THE EXERCISE: Only lines with the word "JSON" are needed; collect each of them from the listing below.

* * * * *

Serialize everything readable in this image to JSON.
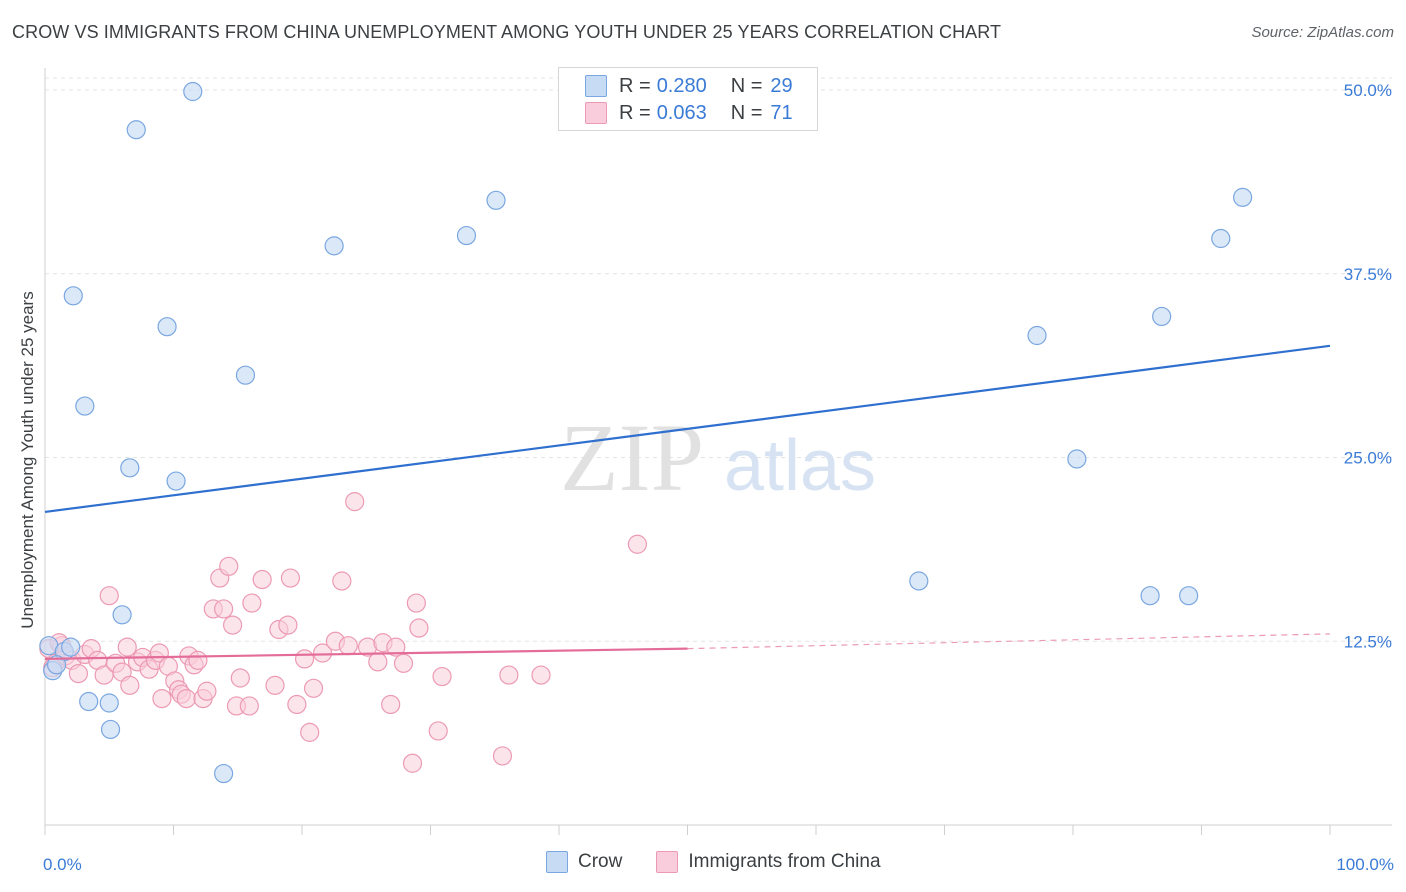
{
  "title": "CROW VS IMMIGRANTS FROM CHINA UNEMPLOYMENT AMONG YOUTH UNDER 25 YEARS CORRELATION CHART",
  "source": "Source: ZipAtlas.com",
  "watermark": {
    "zip": "ZIP",
    "atlas": "atlas"
  },
  "legend_top": [
    {
      "r_label": "R =",
      "r_value": "0.280",
      "n_label": "N =",
      "n_value": "29"
    },
    {
      "r_label": "R =",
      "r_value": "0.063",
      "n_label": "N =",
      "n_value": "71"
    }
  ],
  "legend_bottom": [
    {
      "label": "Crow"
    },
    {
      "label": "Immigrants from China"
    }
  ],
  "chart_data": {
    "type": "scatter",
    "title": "CROW VS IMMIGRANTS FROM CHINA UNEMPLOYMENT AMONG YOUTH UNDER 25 YEARS CORRELATION CHART",
    "xlabel": "",
    "ylabel": "Unemployment Among Youth under 25 years",
    "xlim": [
      0,
      100
    ],
    "ylim": [
      0,
      51.5
    ],
    "x_tick_labels": [
      "0.0%",
      "100.0%"
    ],
    "y_ticks": [
      12.5,
      25.0,
      37.5,
      50.0
    ],
    "y_tick_labels": [
      "12.5%",
      "25.0%",
      "37.5%",
      "50.0%"
    ],
    "grid": true,
    "legend_position": "top-center",
    "colors": {
      "crow_fill": "#c7dbf4",
      "crow_stroke": "#7aa7e0",
      "crow_line": "#2f6fcf",
      "china_fill": "#f9cddb",
      "china_stroke": "#ec9ab4",
      "china_line": "#e46c98",
      "tick_label": "#3a7bd5",
      "grid": "#e3e3e3"
    },
    "series": [
      {
        "name": "Crow",
        "r": 0.28,
        "n": 29,
        "trend": {
          "x": [
            0,
            100
          ],
          "y": [
            21.3,
            32.6
          ]
        },
        "points": [
          [
            0.3,
            12.2
          ],
          [
            0.6,
            10.5
          ],
          [
            1.5,
            11.8
          ],
          [
            2.0,
            12.1
          ],
          [
            2.2,
            36.0
          ],
          [
            3.1,
            28.5
          ],
          [
            3.4,
            8.4
          ],
          [
            5.0,
            8.3
          ],
          [
            5.1,
            6.5
          ],
          [
            6.0,
            14.3
          ],
          [
            6.6,
            24.3
          ],
          [
            7.1,
            47.3
          ],
          [
            9.5,
            33.9
          ],
          [
            10.2,
            23.4
          ],
          [
            11.5,
            49.9
          ],
          [
            13.9,
            3.5
          ],
          [
            15.6,
            30.6
          ],
          [
            22.5,
            39.4
          ],
          [
            32.8,
            40.1
          ],
          [
            35.1,
            42.5
          ],
          [
            68.0,
            16.6
          ],
          [
            77.2,
            33.3
          ],
          [
            80.3,
            24.9
          ],
          [
            86.0,
            15.6
          ],
          [
            86.9,
            34.6
          ],
          [
            89.0,
            15.6
          ],
          [
            91.5,
            39.9
          ],
          [
            93.2,
            42.7
          ],
          [
            0.9,
            10.9
          ]
        ]
      },
      {
        "name": "Immigrants from China",
        "r": 0.063,
        "n": 71,
        "trend": {
          "x": [
            0,
            50
          ],
          "y": [
            11.3,
            12.0
          ]
        },
        "trend_dashed": {
          "x": [
            50,
            100
          ],
          "y": [
            12.0,
            13.0
          ]
        },
        "points": [
          [
            0.3,
            12.0
          ],
          [
            0.8,
            11.0
          ],
          [
            1.3,
            12.2
          ],
          [
            1.6,
            11.5
          ],
          [
            2.1,
            11.2
          ],
          [
            2.6,
            10.3
          ],
          [
            3.1,
            11.6
          ],
          [
            3.6,
            12.0
          ],
          [
            4.1,
            11.2
          ],
          [
            4.6,
            10.2
          ],
          [
            5.0,
            15.6
          ],
          [
            5.5,
            11.0
          ],
          [
            6.0,
            10.4
          ],
          [
            6.4,
            12.1
          ],
          [
            6.6,
            9.5
          ],
          [
            7.2,
            11.1
          ],
          [
            7.6,
            11.4
          ],
          [
            8.1,
            10.6
          ],
          [
            8.6,
            11.2
          ],
          [
            8.9,
            11.7
          ],
          [
            9.1,
            8.6
          ],
          [
            9.6,
            10.8
          ],
          [
            10.1,
            9.8
          ],
          [
            10.4,
            9.2
          ],
          [
            10.6,
            8.9
          ],
          [
            11.0,
            8.6
          ],
          [
            11.2,
            11.5
          ],
          [
            11.6,
            10.9
          ],
          [
            11.9,
            11.2
          ],
          [
            12.3,
            8.6
          ],
          [
            12.6,
            9.1
          ],
          [
            13.1,
            14.7
          ],
          [
            13.6,
            16.8
          ],
          [
            13.9,
            14.7
          ],
          [
            14.3,
            17.6
          ],
          [
            14.6,
            13.6
          ],
          [
            14.9,
            8.1
          ],
          [
            15.2,
            10.0
          ],
          [
            15.9,
            8.1
          ],
          [
            16.1,
            15.1
          ],
          [
            16.9,
            16.7
          ],
          [
            17.9,
            9.5
          ],
          [
            18.2,
            13.3
          ],
          [
            18.9,
            13.6
          ],
          [
            19.1,
            16.8
          ],
          [
            19.6,
            8.2
          ],
          [
            20.2,
            11.3
          ],
          [
            20.6,
            6.3
          ],
          [
            20.9,
            9.3
          ],
          [
            21.6,
            11.7
          ],
          [
            22.6,
            12.5
          ],
          [
            23.1,
            16.6
          ],
          [
            23.6,
            12.2
          ],
          [
            24.1,
            22.0
          ],
          [
            25.1,
            12.1
          ],
          [
            25.9,
            11.1
          ],
          [
            26.3,
            12.4
          ],
          [
            26.9,
            8.2
          ],
          [
            27.3,
            12.1
          ],
          [
            27.9,
            11.0
          ],
          [
            28.6,
            4.2
          ],
          [
            28.9,
            15.1
          ],
          [
            29.1,
            13.4
          ],
          [
            30.6,
            6.4
          ],
          [
            30.9,
            10.1
          ],
          [
            35.6,
            4.7
          ],
          [
            36.1,
            10.2
          ],
          [
            38.6,
            10.2
          ],
          [
            46.1,
            19.1
          ],
          [
            0.6,
            10.7
          ],
          [
            1.1,
            12.4
          ]
        ]
      }
    ]
  }
}
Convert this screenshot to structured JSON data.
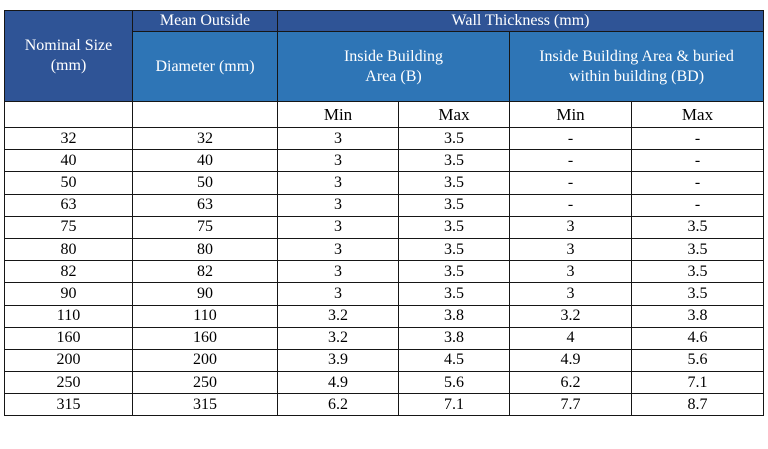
{
  "colors": {
    "header_dark_blue": "#2F5496",
    "header_light_blue": "#2E75B6",
    "header_text": "#FFFFFF",
    "body_text": "#000000",
    "grid_border": "#161616",
    "background": "#FFFFFF"
  },
  "table": {
    "header": {
      "nominal_size": "Nominal Size\n(mm)",
      "mean_outside": "Mean Outside",
      "diameter": "Diameter (mm)",
      "wall_thickness": "Wall Thickness (mm)",
      "inside_building_b": "Inside Building\nArea (B)",
      "inside_building_bd": "Inside Building  Area & buried\nwithin building (BD)",
      "min": "Min",
      "max": "Max"
    },
    "columns_keys": [
      "nominal",
      "diameter",
      "b_min",
      "b_max",
      "bd_min",
      "bd_max"
    ],
    "rows": [
      {
        "nominal": "32",
        "diameter": "32",
        "b_min": "3",
        "b_max": "3.5",
        "bd_min": "-",
        "bd_max": "-"
      },
      {
        "nominal": "40",
        "diameter": "40",
        "b_min": "3",
        "b_max": "3.5",
        "bd_min": "-",
        "bd_max": "-"
      },
      {
        "nominal": "50",
        "diameter": "50",
        "b_min": "3",
        "b_max": "3.5",
        "bd_min": "-",
        "bd_max": "-"
      },
      {
        "nominal": "63",
        "diameter": "63",
        "b_min": "3",
        "b_max": "3.5",
        "bd_min": "-",
        "bd_max": "-"
      },
      {
        "nominal": "75",
        "diameter": "75",
        "b_min": "3",
        "b_max": "3.5",
        "bd_min": "3",
        "bd_max": "3.5"
      },
      {
        "nominal": "80",
        "diameter": "80",
        "b_min": "3",
        "b_max": "3.5",
        "bd_min": "3",
        "bd_max": "3.5"
      },
      {
        "nominal": "82",
        "diameter": "82",
        "b_min": "3",
        "b_max": "3.5",
        "bd_min": "3",
        "bd_max": "3.5"
      },
      {
        "nominal": "90",
        "diameter": "90",
        "b_min": "3",
        "b_max": "3.5",
        "bd_min": "3",
        "bd_max": "3.5"
      },
      {
        "nominal": "110",
        "diameter": "110",
        "b_min": "3.2",
        "b_max": "3.8",
        "bd_min": "3.2",
        "bd_max": "3.8"
      },
      {
        "nominal": "160",
        "diameter": "160",
        "b_min": "3.2",
        "b_max": "3.8",
        "bd_min": "4",
        "bd_max": "4.6"
      },
      {
        "nominal": "200",
        "diameter": "200",
        "b_min": "3.9",
        "b_max": "4.5",
        "bd_min": "4.9",
        "bd_max": "5.6"
      },
      {
        "nominal": "250",
        "diameter": "250",
        "b_min": "4.9",
        "b_max": "5.6",
        "bd_min": "6.2",
        "bd_max": "7.1"
      },
      {
        "nominal": "315",
        "diameter": "315",
        "b_min": "6.2",
        "b_max": "7.1",
        "bd_min": "7.7",
        "bd_max": "8.7"
      }
    ]
  }
}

* * * * *

SOLUTION:
Serialize everything readable in this image to JSON.
Convert this screenshot to structured JSON data.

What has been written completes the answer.